#### RECORDED INFORMATION ####

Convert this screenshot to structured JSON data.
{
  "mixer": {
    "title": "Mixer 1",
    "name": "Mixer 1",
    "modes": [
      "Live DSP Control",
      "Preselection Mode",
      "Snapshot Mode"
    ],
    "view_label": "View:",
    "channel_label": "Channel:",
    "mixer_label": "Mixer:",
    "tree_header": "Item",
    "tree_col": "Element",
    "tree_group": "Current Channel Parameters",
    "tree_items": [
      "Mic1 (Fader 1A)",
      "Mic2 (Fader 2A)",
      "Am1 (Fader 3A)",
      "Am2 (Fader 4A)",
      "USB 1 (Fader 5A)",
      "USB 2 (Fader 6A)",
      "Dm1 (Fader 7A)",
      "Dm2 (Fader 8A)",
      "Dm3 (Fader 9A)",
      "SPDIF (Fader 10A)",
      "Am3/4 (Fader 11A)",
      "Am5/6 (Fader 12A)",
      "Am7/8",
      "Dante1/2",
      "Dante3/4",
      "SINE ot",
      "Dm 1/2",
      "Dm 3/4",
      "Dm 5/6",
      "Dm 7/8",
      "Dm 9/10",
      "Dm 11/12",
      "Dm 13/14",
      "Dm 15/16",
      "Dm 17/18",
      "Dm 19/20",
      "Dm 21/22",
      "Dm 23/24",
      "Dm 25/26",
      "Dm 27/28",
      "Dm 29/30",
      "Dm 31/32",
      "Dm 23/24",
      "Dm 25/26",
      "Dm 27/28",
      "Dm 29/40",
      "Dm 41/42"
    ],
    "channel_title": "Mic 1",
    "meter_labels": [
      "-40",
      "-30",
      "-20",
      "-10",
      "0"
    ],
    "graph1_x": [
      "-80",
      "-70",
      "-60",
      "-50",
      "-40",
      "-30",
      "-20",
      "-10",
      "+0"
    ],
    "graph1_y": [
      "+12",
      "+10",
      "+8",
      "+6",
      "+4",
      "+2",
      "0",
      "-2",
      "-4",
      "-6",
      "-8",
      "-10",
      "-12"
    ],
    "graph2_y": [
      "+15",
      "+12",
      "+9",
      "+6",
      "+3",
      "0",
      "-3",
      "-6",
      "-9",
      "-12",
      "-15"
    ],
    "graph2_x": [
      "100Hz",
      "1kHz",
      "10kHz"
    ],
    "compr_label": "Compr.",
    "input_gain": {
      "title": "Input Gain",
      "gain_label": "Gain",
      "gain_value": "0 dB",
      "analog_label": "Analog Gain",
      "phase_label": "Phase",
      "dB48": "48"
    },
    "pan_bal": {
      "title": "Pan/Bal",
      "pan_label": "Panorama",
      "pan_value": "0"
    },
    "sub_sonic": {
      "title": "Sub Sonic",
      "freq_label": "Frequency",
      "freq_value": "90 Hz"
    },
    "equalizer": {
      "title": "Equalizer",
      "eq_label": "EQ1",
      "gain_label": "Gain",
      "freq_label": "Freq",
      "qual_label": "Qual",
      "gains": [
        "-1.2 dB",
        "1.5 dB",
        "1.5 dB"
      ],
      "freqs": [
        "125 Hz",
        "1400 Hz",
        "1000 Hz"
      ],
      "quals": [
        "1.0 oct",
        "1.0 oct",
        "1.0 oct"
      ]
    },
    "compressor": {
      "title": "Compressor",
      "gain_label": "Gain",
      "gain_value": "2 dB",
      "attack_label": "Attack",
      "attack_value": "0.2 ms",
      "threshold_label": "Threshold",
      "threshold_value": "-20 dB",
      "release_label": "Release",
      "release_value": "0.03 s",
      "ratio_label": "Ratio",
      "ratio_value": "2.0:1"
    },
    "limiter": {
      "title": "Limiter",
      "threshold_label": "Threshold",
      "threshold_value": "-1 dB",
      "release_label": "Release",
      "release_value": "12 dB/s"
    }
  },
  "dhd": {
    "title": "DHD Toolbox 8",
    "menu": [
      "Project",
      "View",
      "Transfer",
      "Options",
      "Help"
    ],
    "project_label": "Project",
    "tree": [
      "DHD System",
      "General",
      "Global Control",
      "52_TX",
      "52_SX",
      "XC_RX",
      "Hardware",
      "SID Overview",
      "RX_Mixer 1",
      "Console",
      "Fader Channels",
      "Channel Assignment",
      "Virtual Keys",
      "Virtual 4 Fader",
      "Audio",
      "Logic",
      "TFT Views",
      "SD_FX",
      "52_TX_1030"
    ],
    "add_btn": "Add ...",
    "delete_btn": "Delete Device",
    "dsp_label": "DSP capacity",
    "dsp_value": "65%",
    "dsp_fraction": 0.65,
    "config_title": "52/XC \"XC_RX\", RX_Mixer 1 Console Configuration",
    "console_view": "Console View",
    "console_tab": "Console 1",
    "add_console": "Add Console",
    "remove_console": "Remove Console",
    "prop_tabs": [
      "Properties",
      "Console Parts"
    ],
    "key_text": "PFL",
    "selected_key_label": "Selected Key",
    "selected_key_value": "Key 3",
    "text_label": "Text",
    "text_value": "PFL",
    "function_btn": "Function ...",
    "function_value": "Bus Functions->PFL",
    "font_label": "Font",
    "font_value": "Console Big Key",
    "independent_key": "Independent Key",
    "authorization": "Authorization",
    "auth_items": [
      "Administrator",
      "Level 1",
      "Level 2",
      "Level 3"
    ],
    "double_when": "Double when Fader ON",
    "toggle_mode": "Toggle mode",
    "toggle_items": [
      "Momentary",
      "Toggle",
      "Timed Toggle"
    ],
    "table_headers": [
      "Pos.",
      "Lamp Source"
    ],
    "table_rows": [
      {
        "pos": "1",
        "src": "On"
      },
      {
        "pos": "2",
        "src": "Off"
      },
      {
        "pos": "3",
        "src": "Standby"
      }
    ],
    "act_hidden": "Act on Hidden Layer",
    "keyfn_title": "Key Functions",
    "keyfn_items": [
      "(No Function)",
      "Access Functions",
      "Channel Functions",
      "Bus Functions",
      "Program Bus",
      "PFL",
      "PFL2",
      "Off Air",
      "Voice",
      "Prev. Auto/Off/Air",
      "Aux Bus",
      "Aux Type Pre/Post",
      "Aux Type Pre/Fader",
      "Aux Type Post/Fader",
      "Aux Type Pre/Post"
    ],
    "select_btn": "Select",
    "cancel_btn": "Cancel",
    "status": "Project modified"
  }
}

####

→ WHAT IS ASKED
Filter the entries down to the lines containing "Post". Copy each of those lines.

→ PROBLEM SOLUTION
      "Aux Type Pre/Post",
      "Aux Type Post/Fader",
      "Aux Type Pre/Post"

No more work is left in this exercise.